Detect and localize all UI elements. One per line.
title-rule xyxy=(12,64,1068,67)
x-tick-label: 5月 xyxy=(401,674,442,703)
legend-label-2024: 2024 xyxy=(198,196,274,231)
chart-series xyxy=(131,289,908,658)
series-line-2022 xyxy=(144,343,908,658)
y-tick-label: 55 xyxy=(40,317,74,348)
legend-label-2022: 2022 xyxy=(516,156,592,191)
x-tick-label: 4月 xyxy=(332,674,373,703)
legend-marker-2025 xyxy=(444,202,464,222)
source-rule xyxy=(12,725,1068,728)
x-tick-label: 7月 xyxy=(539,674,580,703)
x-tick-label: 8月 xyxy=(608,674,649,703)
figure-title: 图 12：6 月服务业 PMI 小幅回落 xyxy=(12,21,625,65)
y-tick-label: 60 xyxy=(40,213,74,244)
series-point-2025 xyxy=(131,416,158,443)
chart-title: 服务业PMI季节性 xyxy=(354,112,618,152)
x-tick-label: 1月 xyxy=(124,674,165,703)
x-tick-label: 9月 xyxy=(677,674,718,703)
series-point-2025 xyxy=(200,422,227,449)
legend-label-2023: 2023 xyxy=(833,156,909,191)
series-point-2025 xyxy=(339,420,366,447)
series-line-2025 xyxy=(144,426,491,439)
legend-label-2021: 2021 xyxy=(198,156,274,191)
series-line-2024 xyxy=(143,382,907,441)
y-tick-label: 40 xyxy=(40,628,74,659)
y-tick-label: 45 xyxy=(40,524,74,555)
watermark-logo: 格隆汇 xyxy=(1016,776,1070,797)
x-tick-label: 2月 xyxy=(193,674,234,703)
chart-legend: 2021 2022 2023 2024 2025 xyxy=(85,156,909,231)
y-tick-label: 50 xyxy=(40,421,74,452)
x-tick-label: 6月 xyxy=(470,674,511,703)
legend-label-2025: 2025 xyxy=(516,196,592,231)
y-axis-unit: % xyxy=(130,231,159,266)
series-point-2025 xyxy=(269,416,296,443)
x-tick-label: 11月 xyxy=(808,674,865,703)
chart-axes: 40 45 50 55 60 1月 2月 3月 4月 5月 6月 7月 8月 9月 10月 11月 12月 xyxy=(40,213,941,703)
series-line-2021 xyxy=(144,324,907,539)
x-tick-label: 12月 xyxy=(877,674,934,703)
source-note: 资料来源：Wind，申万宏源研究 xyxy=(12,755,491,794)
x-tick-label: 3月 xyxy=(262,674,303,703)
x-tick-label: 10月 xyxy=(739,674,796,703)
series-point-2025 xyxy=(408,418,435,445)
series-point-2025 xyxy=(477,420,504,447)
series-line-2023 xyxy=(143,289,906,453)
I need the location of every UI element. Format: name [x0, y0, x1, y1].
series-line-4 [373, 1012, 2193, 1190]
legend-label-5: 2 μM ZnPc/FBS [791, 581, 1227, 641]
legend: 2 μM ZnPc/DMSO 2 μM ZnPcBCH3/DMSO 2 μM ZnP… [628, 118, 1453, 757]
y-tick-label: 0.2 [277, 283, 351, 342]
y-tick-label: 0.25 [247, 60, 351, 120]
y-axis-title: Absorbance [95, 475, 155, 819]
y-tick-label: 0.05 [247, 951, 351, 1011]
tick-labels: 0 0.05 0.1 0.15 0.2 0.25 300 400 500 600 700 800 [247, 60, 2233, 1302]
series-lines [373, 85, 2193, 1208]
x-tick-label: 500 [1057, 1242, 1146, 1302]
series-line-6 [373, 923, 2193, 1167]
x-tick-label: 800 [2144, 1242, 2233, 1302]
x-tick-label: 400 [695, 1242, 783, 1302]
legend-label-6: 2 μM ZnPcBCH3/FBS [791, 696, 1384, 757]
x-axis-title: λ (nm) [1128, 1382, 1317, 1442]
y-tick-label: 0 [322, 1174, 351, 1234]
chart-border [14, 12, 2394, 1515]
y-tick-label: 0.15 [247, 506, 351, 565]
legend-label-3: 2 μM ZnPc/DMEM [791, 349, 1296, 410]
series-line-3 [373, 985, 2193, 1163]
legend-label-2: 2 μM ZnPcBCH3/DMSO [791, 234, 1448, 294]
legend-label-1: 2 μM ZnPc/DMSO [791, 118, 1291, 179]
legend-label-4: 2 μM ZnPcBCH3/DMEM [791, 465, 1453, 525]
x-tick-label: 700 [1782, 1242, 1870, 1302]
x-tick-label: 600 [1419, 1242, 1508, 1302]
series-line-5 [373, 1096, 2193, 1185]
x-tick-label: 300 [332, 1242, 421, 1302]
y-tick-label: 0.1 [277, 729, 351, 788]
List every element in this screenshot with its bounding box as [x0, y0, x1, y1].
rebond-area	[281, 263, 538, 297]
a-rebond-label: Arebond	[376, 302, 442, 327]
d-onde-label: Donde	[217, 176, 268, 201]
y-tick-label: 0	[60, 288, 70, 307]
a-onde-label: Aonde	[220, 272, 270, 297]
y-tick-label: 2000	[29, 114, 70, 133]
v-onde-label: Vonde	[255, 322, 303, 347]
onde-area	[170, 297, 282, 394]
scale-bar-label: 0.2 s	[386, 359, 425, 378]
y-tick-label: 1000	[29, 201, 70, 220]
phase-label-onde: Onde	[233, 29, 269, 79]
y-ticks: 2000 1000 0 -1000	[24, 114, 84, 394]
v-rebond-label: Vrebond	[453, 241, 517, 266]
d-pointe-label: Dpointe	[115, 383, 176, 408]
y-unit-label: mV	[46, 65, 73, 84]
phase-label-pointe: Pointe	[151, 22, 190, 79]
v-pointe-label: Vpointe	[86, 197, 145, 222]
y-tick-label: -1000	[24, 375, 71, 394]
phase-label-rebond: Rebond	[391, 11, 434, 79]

Exercise: Set down the items above again without any change, from the first line through the line containing "series-point-2025 xyxy=(200,422,227,449)", including both ends.

Final result:
Detect and localize all UI elements. One per line.
title-rule xyxy=(12,64,1068,67)
x-tick-label: 5月 xyxy=(401,674,442,703)
legend-label-2024: 2024 xyxy=(198,196,274,231)
chart-series xyxy=(131,289,908,658)
series-line-2022 xyxy=(144,343,908,658)
y-tick-label: 55 xyxy=(40,317,74,348)
legend-label-2022: 2022 xyxy=(516,156,592,191)
x-tick-label: 4月 xyxy=(332,674,373,703)
legend-marker-2025 xyxy=(444,202,464,222)
source-rule xyxy=(12,725,1068,728)
x-tick-label: 7月 xyxy=(539,674,580,703)
x-tick-label: 8月 xyxy=(608,674,649,703)
figure-title: 图 12：6 月服务业 PMI 小幅回落 xyxy=(12,21,625,65)
y-tick-label: 60 xyxy=(40,213,74,244)
series-point-2025 xyxy=(131,416,158,443)
chart-title: 服务业PMI季节性 xyxy=(354,112,618,152)
x-tick-label: 1月 xyxy=(124,674,165,703)
x-tick-label: 9月 xyxy=(677,674,718,703)
series-point-2025 xyxy=(200,422,227,449)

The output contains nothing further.